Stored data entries
>>>>
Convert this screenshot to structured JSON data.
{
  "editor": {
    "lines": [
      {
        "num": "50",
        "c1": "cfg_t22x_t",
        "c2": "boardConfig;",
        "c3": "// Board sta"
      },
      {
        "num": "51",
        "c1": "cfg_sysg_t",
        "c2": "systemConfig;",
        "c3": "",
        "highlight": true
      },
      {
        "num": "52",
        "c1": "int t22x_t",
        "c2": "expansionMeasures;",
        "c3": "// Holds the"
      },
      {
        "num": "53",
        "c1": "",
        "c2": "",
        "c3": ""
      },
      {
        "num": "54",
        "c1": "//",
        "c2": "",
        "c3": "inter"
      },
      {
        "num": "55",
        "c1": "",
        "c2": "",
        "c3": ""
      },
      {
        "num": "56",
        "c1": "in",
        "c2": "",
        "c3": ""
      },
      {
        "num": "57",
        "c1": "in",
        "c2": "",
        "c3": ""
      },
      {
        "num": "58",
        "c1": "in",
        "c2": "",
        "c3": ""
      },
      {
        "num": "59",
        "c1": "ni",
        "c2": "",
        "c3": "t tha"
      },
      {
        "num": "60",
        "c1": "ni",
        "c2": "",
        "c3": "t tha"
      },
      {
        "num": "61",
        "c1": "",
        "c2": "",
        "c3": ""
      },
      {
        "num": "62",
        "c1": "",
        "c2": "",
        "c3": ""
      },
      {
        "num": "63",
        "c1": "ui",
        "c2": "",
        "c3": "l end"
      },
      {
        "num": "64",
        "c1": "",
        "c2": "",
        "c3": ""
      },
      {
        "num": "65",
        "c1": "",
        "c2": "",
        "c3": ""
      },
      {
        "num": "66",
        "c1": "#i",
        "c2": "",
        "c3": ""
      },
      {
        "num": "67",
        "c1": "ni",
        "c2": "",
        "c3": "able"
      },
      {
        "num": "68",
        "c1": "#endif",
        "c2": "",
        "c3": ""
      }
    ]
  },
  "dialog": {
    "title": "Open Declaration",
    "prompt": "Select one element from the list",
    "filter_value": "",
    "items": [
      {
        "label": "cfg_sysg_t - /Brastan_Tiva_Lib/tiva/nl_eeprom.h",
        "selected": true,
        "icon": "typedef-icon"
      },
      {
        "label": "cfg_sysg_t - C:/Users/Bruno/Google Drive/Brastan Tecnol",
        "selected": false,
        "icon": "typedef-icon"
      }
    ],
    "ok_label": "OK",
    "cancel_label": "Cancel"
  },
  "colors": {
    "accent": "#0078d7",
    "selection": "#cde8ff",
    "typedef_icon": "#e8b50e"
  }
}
<<<<
Your goal:
Please restate the whole listing word for word.

The result:
Convert this screenshot to structured JSON data.
{
  "editor": {
    "lines": [
      {
        "num": "50",
        "c1": "cfg_t22x_t",
        "c2": "boardConfig;",
        "c3": "// Board sta"
      },
      {
        "num": "51",
        "c1": "cfg_sysg_t",
        "c2": "systemConfig;",
        "c3": "",
        "highlight": true
      },
      {
        "num": "52",
        "c1": "int t22x_t",
        "c2": "expansionMeasures;",
        "c3": "// Holds the"
      },
      {
        "num": "53",
        "c1": "",
        "c2": "",
        "c3": ""
      },
      {
        "num": "54",
        "c1": "//",
        "c2": "",
        "c3": "inter"
      },
      {
        "num": "55",
        "c1": "",
        "c2": "",
        "c3": ""
      },
      {
        "num": "56",
        "c1": "in",
        "c2": "",
        "c3": ""
      },
      {
        "num": "57",
        "c1": "in",
        "c2": "",
        "c3": ""
      },
      {
        "num": "58",
        "c1": "in",
        "c2": "",
        "c3": ""
      },
      {
        "num": "59",
        "c1": "ni",
        "c2": "",
        "c3": "t tha"
      },
      {
        "num": "60",
        "c1": "ni",
        "c2": "",
        "c3": "t tha"
      },
      {
        "num": "61",
        "c1": "",
        "c2": "",
        "c3": ""
      },
      {
        "num": "62",
        "c1": "",
        "c2": "",
        "c3": ""
      },
      {
        "num": "63",
        "c1": "ui",
        "c2": "",
        "c3": "l end"
      },
      {
        "num": "64",
        "c1": "",
        "c2": "",
        "c3": ""
      },
      {
        "num": "65",
        "c1": "",
        "c2": "",
        "c3": ""
      },
      {
        "num": "66",
        "c1": "#i",
        "c2": "",
        "c3": ""
      },
      {
        "num": "67",
        "c1": "ni",
        "c2": "",
        "c3": "able"
      },
      {
        "num": "68",
        "c1": "#endif",
        "c2": "",
        "c3": ""
      }
    ]
  },
  "dialog": {
    "title": "Open Declaration",
    "prompt": "Select one element from the list",
    "filter_value": "",
    "items": [
      {
        "label": "cfg_sysg_t - /Brastan_Tiva_Lib/tiva/nl_eeprom.h",
        "selected": true,
        "icon": "typedef-icon"
      },
      {
        "label": "cfg_sysg_t - C:/Users/Bruno/Google Drive/Brastan Tecnol",
        "selected": false,
        "icon": "typedef-icon"
      }
    ],
    "ok_label": "OK",
    "cancel_label": "Cancel"
  },
  "colors": {
    "accent": "#0078d7",
    "selection": "#cde8ff",
    "typedef_icon": "#e8b50e"
  }
}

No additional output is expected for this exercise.